Here are some records; copy every line that holds the word "bottom".
======== Supplied data
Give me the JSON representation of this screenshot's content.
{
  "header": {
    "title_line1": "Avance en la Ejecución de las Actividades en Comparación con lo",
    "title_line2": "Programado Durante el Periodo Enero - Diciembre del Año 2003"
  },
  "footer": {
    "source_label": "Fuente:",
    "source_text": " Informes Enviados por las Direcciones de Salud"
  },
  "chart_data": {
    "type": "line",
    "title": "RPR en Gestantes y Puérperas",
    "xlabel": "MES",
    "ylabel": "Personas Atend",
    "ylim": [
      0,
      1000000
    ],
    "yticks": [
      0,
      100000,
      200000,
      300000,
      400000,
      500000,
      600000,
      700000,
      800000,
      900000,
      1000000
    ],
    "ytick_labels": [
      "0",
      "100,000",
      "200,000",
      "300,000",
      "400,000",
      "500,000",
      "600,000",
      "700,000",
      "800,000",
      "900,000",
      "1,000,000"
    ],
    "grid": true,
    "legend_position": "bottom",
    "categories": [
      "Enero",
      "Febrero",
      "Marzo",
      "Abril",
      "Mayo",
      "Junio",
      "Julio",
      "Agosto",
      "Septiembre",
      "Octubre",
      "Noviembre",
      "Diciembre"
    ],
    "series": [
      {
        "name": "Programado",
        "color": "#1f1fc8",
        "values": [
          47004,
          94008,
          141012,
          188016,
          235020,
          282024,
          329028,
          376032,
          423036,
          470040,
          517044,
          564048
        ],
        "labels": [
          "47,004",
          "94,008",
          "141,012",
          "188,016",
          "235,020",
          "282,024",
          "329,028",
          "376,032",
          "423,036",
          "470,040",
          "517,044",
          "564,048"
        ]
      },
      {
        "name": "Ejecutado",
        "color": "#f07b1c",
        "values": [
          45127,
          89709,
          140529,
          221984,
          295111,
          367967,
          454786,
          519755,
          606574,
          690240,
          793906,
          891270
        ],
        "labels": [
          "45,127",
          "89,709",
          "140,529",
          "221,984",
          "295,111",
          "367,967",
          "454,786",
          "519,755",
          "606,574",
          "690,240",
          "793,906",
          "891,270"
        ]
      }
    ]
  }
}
================
======== Supplied data
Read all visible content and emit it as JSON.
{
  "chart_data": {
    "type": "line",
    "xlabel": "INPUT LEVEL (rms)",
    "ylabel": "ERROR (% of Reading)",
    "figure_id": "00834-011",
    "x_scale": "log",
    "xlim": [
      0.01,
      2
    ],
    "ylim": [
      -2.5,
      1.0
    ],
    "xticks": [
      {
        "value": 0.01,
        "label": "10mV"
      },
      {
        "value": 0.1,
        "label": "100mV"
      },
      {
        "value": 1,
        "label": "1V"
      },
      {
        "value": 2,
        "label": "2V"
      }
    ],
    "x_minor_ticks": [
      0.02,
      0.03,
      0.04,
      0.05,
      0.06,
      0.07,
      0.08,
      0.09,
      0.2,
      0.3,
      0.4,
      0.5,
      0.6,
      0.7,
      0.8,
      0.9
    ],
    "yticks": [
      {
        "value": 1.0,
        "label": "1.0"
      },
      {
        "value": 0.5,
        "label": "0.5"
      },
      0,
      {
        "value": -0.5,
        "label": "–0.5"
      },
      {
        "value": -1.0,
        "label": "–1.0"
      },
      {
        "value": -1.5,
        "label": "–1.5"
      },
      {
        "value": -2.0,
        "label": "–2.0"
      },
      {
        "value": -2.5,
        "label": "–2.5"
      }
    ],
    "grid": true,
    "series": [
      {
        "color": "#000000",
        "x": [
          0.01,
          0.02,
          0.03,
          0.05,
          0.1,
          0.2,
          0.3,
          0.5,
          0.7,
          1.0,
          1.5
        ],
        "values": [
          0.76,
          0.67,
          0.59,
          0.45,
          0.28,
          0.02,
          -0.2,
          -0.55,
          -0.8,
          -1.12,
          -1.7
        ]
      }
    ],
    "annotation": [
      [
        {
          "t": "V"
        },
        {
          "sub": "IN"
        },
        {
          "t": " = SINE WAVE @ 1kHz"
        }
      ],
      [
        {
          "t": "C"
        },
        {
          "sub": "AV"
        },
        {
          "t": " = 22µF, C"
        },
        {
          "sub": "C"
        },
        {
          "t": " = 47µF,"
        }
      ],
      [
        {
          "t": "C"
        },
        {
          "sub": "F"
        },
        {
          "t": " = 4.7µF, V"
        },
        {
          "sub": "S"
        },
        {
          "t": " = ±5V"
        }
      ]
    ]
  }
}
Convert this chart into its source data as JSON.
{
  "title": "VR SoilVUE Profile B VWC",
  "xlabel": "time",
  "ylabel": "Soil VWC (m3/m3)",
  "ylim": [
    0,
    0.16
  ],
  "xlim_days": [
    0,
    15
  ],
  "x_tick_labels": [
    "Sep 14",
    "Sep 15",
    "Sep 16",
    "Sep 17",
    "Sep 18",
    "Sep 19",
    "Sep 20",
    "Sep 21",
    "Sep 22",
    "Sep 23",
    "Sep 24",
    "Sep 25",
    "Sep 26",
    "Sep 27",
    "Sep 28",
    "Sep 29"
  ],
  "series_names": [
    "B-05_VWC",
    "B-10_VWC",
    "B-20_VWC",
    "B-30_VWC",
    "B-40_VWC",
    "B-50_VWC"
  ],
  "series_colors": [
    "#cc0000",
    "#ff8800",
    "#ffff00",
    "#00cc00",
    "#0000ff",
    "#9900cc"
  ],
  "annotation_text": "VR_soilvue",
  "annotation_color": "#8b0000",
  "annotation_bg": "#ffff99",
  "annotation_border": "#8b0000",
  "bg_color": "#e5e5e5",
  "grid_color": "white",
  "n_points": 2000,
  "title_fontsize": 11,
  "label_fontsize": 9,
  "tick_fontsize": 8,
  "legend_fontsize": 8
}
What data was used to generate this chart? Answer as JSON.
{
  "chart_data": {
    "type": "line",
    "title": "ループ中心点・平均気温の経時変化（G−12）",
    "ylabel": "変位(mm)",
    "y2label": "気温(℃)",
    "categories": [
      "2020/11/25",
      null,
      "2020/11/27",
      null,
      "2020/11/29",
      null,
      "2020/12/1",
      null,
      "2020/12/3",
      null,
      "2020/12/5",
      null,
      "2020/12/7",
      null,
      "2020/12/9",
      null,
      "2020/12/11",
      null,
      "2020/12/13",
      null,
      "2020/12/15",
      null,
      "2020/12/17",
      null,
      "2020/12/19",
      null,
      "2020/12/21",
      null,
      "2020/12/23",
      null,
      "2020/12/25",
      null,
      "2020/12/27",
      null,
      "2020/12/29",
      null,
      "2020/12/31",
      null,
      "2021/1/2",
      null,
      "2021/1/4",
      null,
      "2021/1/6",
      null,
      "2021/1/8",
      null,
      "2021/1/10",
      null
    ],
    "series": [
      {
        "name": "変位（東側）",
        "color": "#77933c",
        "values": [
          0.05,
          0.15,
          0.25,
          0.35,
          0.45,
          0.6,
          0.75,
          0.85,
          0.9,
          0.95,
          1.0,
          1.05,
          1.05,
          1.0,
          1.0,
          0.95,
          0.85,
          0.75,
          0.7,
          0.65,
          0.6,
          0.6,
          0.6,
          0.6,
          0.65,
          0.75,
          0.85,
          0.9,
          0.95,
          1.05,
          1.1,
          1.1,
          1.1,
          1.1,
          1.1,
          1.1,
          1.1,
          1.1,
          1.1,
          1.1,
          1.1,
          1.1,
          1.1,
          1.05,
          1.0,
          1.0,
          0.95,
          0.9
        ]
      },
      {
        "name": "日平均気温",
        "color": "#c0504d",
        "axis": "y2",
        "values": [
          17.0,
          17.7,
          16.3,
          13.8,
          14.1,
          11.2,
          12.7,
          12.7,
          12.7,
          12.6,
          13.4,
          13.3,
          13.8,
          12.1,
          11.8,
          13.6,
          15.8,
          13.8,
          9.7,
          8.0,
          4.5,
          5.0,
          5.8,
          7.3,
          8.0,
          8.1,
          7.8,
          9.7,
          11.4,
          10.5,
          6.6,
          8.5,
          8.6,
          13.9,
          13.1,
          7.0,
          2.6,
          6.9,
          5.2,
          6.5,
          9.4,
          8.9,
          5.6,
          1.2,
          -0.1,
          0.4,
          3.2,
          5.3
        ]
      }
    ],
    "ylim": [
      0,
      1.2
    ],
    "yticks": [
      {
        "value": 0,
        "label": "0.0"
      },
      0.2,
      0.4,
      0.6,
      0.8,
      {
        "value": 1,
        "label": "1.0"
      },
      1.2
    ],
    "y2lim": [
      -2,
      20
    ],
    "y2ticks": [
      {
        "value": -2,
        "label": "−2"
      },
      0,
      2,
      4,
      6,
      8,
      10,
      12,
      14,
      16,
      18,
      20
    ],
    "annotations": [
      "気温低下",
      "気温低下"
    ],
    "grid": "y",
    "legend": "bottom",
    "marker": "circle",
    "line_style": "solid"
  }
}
================
- _Result of this task_:
    "legend_position": "bottom",
    "legend": "bottom",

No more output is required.